Extract the lines that hold the string "coordinates".

Saved entries:
+++

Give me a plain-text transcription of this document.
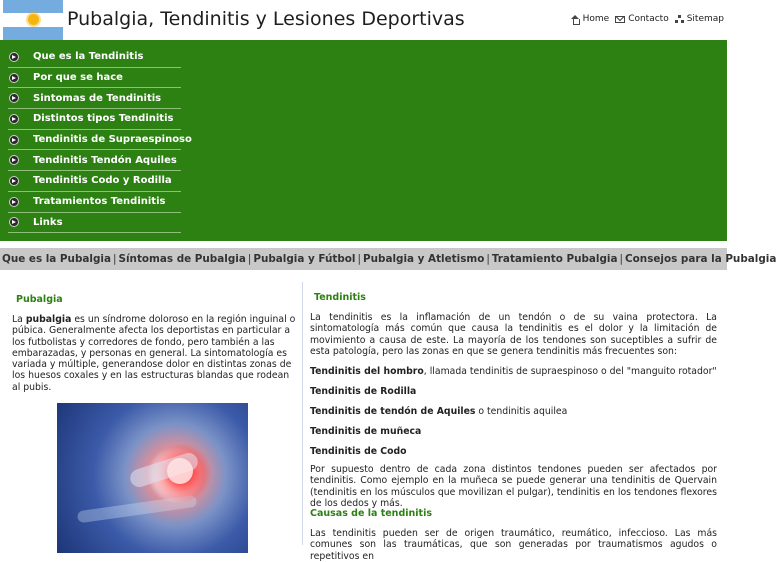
Pubalgia, Tendinitis y Lesiones Deportivas	Home Contacto Sitemap
Que es la Tendinitis
Por que se hace
Sintomas de Tendinitis
Distintos tipos Tendinitis
Tendinitis de Supraespinoso
Tendinitis Tendón Aquiles
Tendinitis Codo y Rodilla
Tratamientos Tendinitis
Links
Que es la Pubalgia | Síntomas de Pubalgia | Pubalgia y Fútbol | Pubalgia y Atletismo | Tratamiento Pubalgia | Consejos para la Pubalgia
Pubalgia
La pubalgia es un síndrome doloroso en la región inguinal o púbica. Generalmente afecta los deportistas en particular a los futbolistas y corredores de fondo, pero también a las embarazadas, y personas en general. La sintomatología es variada y múltiple, generandose dolor en distintas zonas de los huesos coxales y en las estructuras blandas que rodean al pubis.
Tendinitis
La tendinitis es la inflamación de un tendón o de su vaina protectora. La sintomatología más común que causa la tendinitis es el dolor y la limitación de movimiento a causa de este. La mayoría de los tendones son suceptibles a sufrir de esta patología, pero las zonas en que se genera tendinitis más frecuentes son:
Tendinitis del hombro, llamada tendinitis de supraespinoso o del "manguito rotador"
Tendinitis de Rodilla
Tendinitis de tendón de Aquiles o tendinitis aquilea
Tendinitis de muñeca
Tendinitis de Codo
Por supuesto dentro de cada zona distintos tendones pueden ser afectados por tendinitis. Como ejemplo en la muñeca se puede generar una tendinitis de Quervain (tendinitis en los músculos que movilizan el pulgar), tendinitis en los tendones flexores de los dedos y más.
Causas de la tendinitis
Las tendinitis pueden ser de origen traumático, reumático, infeccioso. Las más comunes son las traumáticas, que son generadas por traumatismos agudos o repetitivos en
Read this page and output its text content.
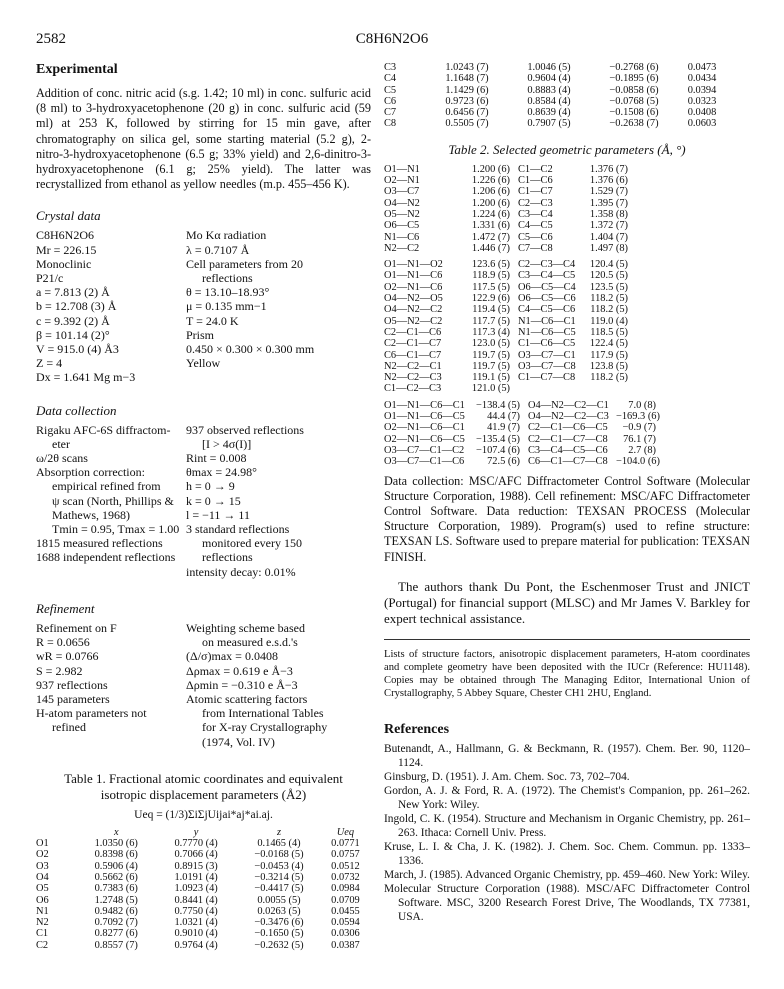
2582	C8H6N2O6
Experimental

Addition of conc. nitric acid (s.g. 1.42; 10 ml) in conc. sulfuric acid (8 ml) to 3-hydroxyacetophenone (20 g) in conc. sulfuric acid (59 ml) at 253 K, followed by stirring for 15 min gave, after chromatography on silica gel, some starting material (5.2 g), 2-nitro-3-hydroxyacetophenone (6.5 g; 33% yield) and 2,6-dinitro-3-hydroxyacetophenone (6.1 g; 25% yield). The latter was recrystallized from ethanol as yellow needles (m.p. 455–456 K).

Crystal data
C8H6N2O6
Mr = 226.15
Monoclinic
P21/c
a = 7.813 (2) Å
b = 12.708 (3) Å
c = 9.392 (2) Å
β = 101.14 (2)°
V = 915.0 (4) Å3
Z = 4
Dx = 1.641 Mg m−3
Mo Kα radiation
λ = 0.7107 Å
Cell parameters from 20
reflections
θ = 13.10–18.93°
μ = 0.135 mm−1
T = 24.0 K
Prism
0.450 × 0.300 × 0.300 mm
Yellow
Data collection
Rigaku AFC-6S diffractom-
eter
ω/2θ scans
Absorption correction:
empirical refined from
ψ scan (North, Phillips &
Mathews, 1968)
Tmin = 0.95, Tmax = 1.00
1815 measured reflections
1688 independent reflections
937 observed reflections
[I > 4σ(I)]
Rint = 0.008
θmax = 24.98°
h = 0 → 9
k = 0 → 15
l = −11 → 11
3 standard reflections
monitored every 150
reflections
intensity decay: 0.01%
Refinement
Refinement on F
R = 0.0656
wR = 0.0766
S = 2.982
937 reflections
145 parameters
H-atom parameters not
refined
Weighting scheme based
on measured e.s.d.'s
(Δ/σ)max = 0.0408
Δρmax = 0.619 e Å−3
Δρmin = −0.310 e Å−3
Atomic scattering factors
from International Tables
for X-ray Crystallography
(1974, Vol. IV)
Table 1. Fractional atomic coordinates and equivalent
isotropic displacement parameters (Å2)
Ueq = (1/3)ΣiΣjUijai*aj*ai.aj.
	x	y	z	Ueq
O1	1.0350 (6)	0.7770 (4)	0.1465 (4)	0.0771
O2	0.8398 (6)	0.7066 (4)	−0.0168 (5)	0.0757
O3	0.5906 (4)	0.8915 (3)	−0.0453 (4)	0.0512
O4	0.5662 (6)	1.0191 (4)	−0.3214 (5)	0.0732
O5	0.7383 (6)	1.0923 (4)	−0.4417 (5)	0.0984
O6	1.2748 (5)	0.8441 (4)	0.0055 (5)	0.0709
N1	0.9482 (6)	0.7750 (4)	0.0263 (5)	0.0455
N2	0.7092 (7)	1.0321 (4)	−0.3476 (6)	0.0594
C1	0.8277 (6)	0.9010 (4)	−0.1650 (5)	0.0306
C2	0.8557 (7)	0.9764 (4)	−0.2632 (5)	0.0387
C3	1.0243 (7)	1.0046 (5)	−0.2768 (6)	0.0473
C4	1.1648 (7)	0.9604 (4)	−0.1895 (6)	0.0434
C5	1.1429 (6)	0.8883 (4)	−0.0858 (6)	0.0394
C6	0.9723 (6)	0.8584 (4)	−0.0768 (5)	0.0323
C7	0.6456 (7)	0.8639 (4)	−0.1508 (6)	0.0408
C8	0.5505 (7)	0.7907 (5)	−0.2638 (7)	0.0603
Table 2. Selected geometric parameters (Å, °)
O1—N1	1.200 (6) C1—C2	1.376 (7)
O2—N1	1.226 (6) C1—C6	1.376 (6)
O3—C7	1.206 (6) C1—C7	1.529 (7)
O4—N2	1.200 (6) C2—C3	1.395 (7)
O5—N2	1.224 (6) C3—C4	1.358 (8)
O6—C5	1.331 (6) C4—C5	1.372 (7)
N1—C6	1.472 (7) C5—C6	1.404 (7)
N2—C2	1.446 (7) C7—C8	1.497 (8)
O1—N1—O2	123.6 (5) C2—C3—C4	120.4 (5)
O1—N1—C6	118.9 (5) C3—C4—C5	120.5 (5)
O2—N1—C6	117.5 (5) O6—C5—C4	123.5 (5)
O4—N2—O5	122.9 (6) O6—C5—C6	118.2 (5)
O4—N2—C2	119.4 (5) C4—C5—C6	118.2 (5)
O5—N2—C2	117.7 (5) N1—C6—C1	119.0 (4)
C2—C1—C6	117.3 (4) N1—C6—C5	118.5 (5)
C2—C1—C7	123.0 (5) C1—C6—C5	122.4 (5)
C6—C1—C7	119.7 (5) O3—C7—C1	117.9 (5)
N2—C2—C1	119.7 (5) O3—C7—C8	123.8 (5)
N2—C2—C3	119.1 (5) C1—C7—C8	118.2 (5)
C1—C2—C3	121.0 (5)
O1—N1—C6—C1	−138.4 (5) O4—N2—C2—C1	7.0 (8)
O1—N1—C6—C5	44.4 (7) O4—N2—C2—C3 −169.3 (6)
O2—N1—C6—C1	41.9 (7) C2—C1—C6—C5	−0.9 (7)
O2—N1—C6—C5	−135.4 (5) C2—C1—C7—C8	76.1 (7)
O3—C7—C1—C2	−107.4 (6) C3—C4—C5—C6	2.7 (8)
O3—C7—C1—C6	72.5 (6) C6—C1—C7—C8 −104.0 (6)

Data collection: MSC/AFC Diffractometer Control Software (Molecular Structure Corporation, 1988). Cell refinement: MSC/AFC Diffractometer Control Software. Data reduction: TEXSAN PROCESS (Molecular Structure Corporation, 1989). Program(s) used to refine structure: TEXSAN LS. Software used to prepare material for publication: TEXSAN FINISH.

The authors thank Du Pont, the Eschenmoser Trust and JNICT (Portugal) for financial support (MLSC) and Mr James V. Barkley for expert technical assistance.

Lists of structure factors, anisotropic displacement parameters, H-atom coordinates and complete geometry have been deposited with the IUCr (Reference: HU1148). Copies may be obtained through The Managing Editor, International Union of Crystallography, 5 Abbey Square, Chester CH1 2HU, England.

References

Butenandt, A., Hallmann, G. & Beckmann, R. (1957). Chem. Ber. 90, 1120–1124.

Ginsburg, D. (1951). J. Am. Chem. Soc. 73, 702–704.

Gordon, A. J. & Ford, R. A. (1972). The Chemist's Companion, pp. 261–262. New York: Wiley.

Ingold, C. K. (1954). Structure and Mechanism in Organic Chemistry, pp. 261–263. Ithaca: Cornell Univ. Press.

Kruse, L. I. & Cha, J. K. (1982). J. Chem. Soc. Chem. Commun. pp. 1333–1336.

March, J. (1985). Advanced Organic Chemistry, pp. 459–460. New York: Wiley.

Molecular Structure Corporation (1988). MSC/AFC Diffractometer Control Software. MSC, 3200 Research Forest Drive, The Woodlands, TX 77381, USA.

+++

▶ [Worked solution]
Table 1. Fractional atomic coordinates and equivalent
Lists of structure factors, anisotropic displacement parameters, H-atom coordinates and complete geometry have been deposited with the IUCr (Reference: HU1148). Copies may be obtained through The Managing Editor, International Union of Crystallography, 5 Abbey Square, Chester CH1 2HU, England.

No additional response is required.